● What is asked:
Scan the listing and work out how many lines contain the word "anthropic". Nothing but the number should be given.
========================================================================
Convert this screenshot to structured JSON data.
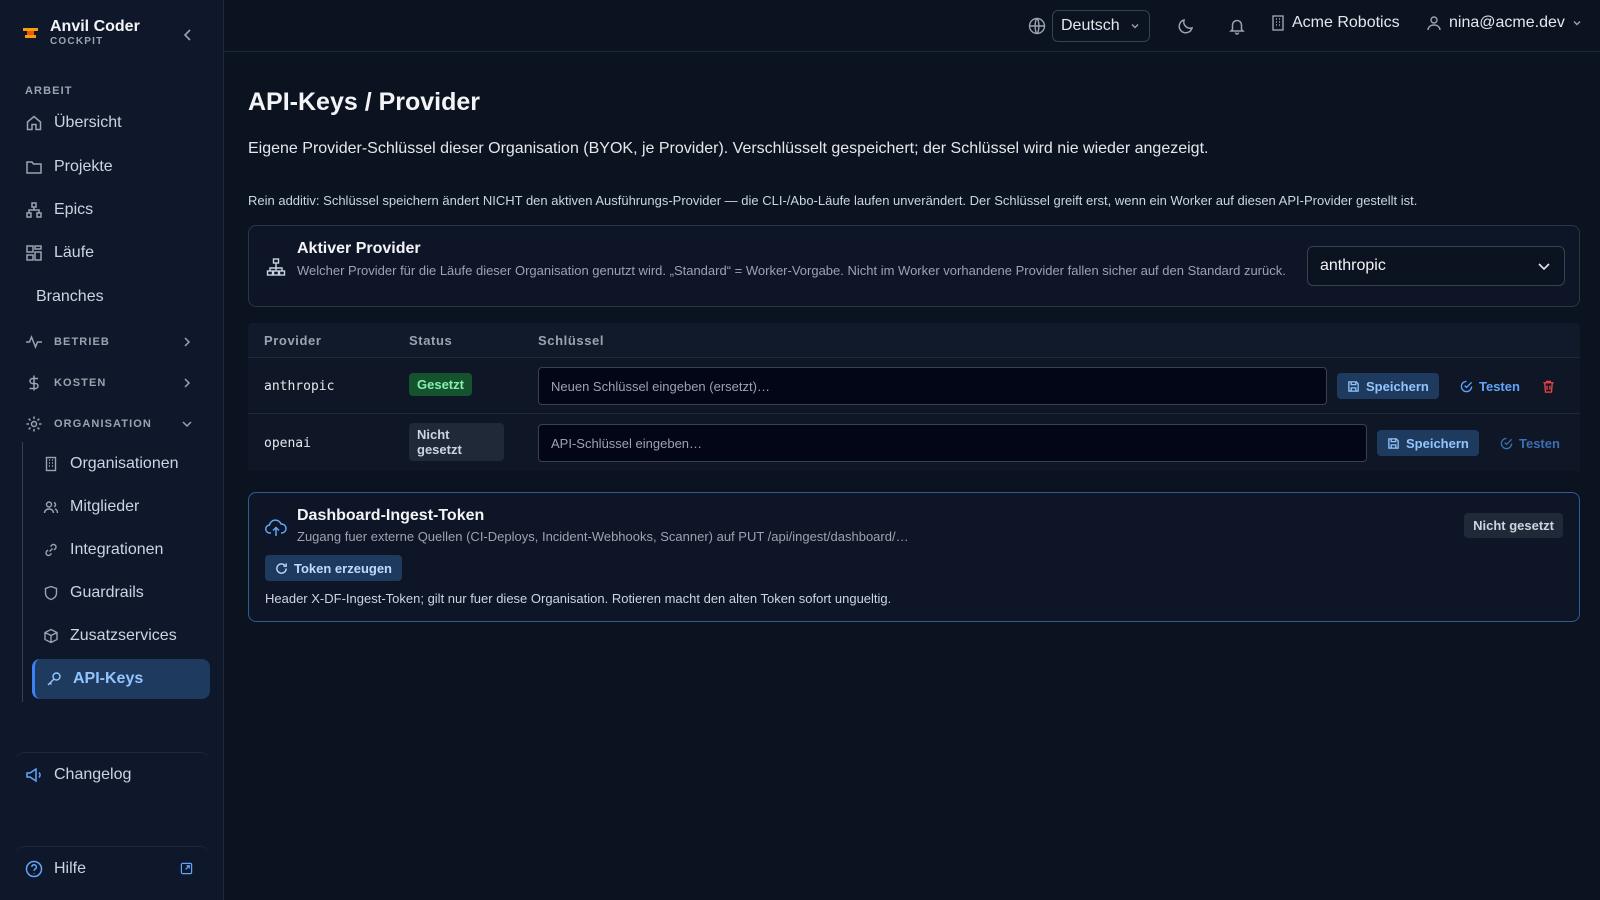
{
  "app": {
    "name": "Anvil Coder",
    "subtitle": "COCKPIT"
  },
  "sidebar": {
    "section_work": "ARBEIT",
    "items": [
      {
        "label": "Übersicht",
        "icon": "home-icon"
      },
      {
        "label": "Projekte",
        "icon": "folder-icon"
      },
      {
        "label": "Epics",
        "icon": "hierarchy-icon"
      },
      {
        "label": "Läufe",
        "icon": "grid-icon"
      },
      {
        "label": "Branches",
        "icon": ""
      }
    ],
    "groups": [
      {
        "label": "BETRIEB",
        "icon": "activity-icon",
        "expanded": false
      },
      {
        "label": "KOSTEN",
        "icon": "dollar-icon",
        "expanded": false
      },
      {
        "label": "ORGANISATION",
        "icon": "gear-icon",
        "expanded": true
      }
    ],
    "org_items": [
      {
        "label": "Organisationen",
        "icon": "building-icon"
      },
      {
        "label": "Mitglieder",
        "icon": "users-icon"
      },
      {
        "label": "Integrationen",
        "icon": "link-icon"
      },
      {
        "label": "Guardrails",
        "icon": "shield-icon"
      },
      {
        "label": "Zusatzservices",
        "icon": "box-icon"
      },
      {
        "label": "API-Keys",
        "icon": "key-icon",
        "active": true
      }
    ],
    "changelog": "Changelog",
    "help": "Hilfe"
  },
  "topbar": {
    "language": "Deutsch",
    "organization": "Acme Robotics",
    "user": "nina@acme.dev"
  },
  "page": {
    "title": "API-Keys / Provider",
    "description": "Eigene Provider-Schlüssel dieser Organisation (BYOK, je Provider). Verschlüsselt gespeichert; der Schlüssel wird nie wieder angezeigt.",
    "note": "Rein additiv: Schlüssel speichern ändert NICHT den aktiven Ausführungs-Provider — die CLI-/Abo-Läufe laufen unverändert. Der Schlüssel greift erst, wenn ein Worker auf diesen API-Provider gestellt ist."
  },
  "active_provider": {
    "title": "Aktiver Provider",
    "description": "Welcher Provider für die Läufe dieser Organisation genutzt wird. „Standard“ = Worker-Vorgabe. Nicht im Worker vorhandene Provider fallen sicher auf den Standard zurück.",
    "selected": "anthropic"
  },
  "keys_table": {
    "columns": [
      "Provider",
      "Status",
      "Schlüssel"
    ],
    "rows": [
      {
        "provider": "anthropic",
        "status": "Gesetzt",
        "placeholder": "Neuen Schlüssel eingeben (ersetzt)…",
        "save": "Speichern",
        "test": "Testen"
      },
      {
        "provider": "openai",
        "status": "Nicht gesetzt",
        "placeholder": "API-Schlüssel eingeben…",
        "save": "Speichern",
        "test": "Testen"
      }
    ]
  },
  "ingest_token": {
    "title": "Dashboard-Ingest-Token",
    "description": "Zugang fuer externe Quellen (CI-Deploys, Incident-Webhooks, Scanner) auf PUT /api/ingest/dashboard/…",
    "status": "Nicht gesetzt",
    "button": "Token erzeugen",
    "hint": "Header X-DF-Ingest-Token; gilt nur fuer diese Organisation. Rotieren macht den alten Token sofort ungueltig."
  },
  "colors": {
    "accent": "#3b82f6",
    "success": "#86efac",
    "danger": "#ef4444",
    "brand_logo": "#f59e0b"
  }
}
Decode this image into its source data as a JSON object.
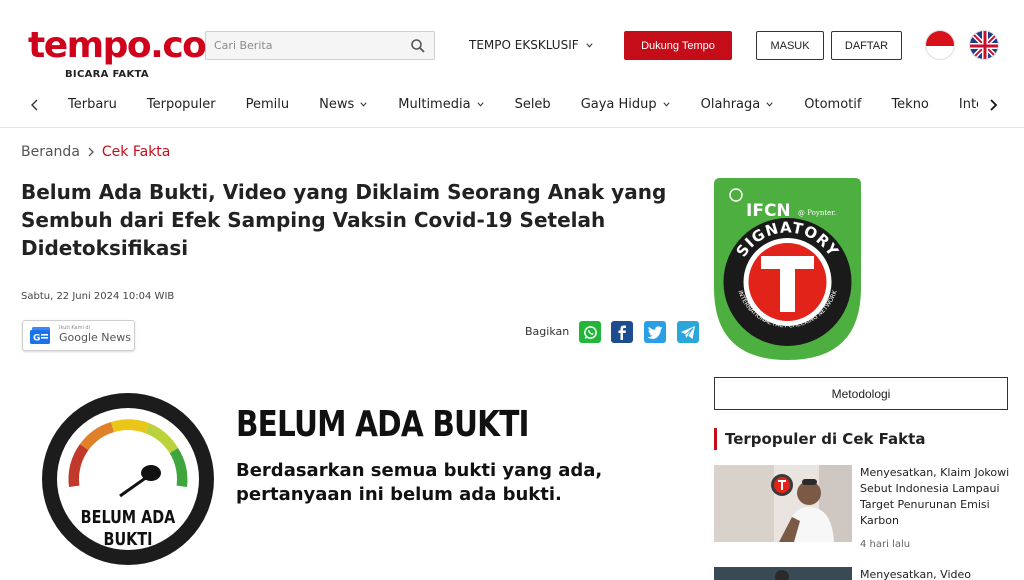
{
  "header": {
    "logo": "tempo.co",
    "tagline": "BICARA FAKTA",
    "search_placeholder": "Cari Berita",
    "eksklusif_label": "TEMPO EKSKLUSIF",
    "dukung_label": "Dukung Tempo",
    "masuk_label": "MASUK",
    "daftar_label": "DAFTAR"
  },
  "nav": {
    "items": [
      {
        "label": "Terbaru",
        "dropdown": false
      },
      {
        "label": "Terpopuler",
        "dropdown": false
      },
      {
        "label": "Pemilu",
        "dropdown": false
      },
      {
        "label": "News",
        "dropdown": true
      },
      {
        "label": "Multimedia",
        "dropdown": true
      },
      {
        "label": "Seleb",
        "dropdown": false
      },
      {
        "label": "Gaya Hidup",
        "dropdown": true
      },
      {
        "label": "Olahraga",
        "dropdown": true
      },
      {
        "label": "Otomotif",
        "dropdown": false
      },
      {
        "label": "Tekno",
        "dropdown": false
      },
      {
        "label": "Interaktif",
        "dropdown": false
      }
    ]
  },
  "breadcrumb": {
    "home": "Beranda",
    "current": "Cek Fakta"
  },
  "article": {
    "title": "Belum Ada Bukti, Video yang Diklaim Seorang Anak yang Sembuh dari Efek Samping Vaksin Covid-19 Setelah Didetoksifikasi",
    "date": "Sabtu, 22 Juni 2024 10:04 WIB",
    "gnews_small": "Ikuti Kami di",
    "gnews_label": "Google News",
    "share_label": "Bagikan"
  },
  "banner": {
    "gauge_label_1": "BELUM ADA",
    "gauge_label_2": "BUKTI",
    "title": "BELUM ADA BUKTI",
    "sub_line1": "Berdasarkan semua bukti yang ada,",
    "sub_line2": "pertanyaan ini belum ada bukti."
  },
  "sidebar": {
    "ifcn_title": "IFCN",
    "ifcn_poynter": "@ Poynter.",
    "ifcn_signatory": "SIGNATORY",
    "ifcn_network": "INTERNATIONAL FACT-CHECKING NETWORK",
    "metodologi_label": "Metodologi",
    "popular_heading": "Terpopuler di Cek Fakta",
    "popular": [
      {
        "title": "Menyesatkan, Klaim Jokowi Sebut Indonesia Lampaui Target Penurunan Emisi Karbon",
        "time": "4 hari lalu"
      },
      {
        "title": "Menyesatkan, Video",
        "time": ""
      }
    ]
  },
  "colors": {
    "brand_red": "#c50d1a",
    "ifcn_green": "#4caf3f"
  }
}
========================================================================
● Task result:
2